What you need to do. Within the records that follow, find every line containing the string "title". Copy those lines.

==== Dataset records ====

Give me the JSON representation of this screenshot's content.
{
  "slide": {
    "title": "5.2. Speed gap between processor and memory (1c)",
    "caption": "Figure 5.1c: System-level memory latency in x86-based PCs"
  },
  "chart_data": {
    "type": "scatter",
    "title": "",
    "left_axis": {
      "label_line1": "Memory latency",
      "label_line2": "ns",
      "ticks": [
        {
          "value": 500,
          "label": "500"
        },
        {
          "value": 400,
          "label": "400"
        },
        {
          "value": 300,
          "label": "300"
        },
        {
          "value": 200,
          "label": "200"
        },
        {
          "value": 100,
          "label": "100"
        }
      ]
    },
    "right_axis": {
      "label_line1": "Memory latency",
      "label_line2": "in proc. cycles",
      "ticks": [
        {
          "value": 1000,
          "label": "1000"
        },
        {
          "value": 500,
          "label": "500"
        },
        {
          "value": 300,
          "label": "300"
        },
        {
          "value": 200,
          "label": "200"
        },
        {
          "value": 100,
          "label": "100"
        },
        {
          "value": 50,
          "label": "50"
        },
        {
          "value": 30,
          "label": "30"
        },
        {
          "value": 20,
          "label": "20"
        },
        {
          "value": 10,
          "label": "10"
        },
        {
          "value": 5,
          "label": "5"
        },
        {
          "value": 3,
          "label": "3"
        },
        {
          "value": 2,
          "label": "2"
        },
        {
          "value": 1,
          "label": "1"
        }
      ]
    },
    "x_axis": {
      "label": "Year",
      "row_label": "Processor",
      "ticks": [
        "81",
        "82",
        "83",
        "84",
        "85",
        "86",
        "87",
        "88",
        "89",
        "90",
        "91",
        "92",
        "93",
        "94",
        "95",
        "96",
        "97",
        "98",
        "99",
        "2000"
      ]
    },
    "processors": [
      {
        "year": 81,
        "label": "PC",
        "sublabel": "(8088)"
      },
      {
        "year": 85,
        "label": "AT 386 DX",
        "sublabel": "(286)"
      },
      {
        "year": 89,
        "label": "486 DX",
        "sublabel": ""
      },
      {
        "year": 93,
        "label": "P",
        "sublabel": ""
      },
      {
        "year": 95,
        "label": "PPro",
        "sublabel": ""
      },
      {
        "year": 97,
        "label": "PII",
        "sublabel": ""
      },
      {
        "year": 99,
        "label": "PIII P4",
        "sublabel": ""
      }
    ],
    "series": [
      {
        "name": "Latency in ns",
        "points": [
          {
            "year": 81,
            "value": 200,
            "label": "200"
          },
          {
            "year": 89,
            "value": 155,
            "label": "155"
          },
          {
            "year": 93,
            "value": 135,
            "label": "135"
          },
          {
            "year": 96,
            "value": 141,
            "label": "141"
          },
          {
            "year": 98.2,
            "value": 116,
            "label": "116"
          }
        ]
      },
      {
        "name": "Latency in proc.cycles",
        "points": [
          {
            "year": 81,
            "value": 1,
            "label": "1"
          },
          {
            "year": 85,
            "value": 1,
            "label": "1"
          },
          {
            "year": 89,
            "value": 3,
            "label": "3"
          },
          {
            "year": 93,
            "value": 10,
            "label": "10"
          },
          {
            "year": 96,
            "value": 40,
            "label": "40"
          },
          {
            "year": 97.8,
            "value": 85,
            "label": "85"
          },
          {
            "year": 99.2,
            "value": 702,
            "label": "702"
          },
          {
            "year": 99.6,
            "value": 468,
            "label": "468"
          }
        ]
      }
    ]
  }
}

====

The completed task.
    "title": "5.2. Speed gap between processor and memory (1c)",
    "title": "",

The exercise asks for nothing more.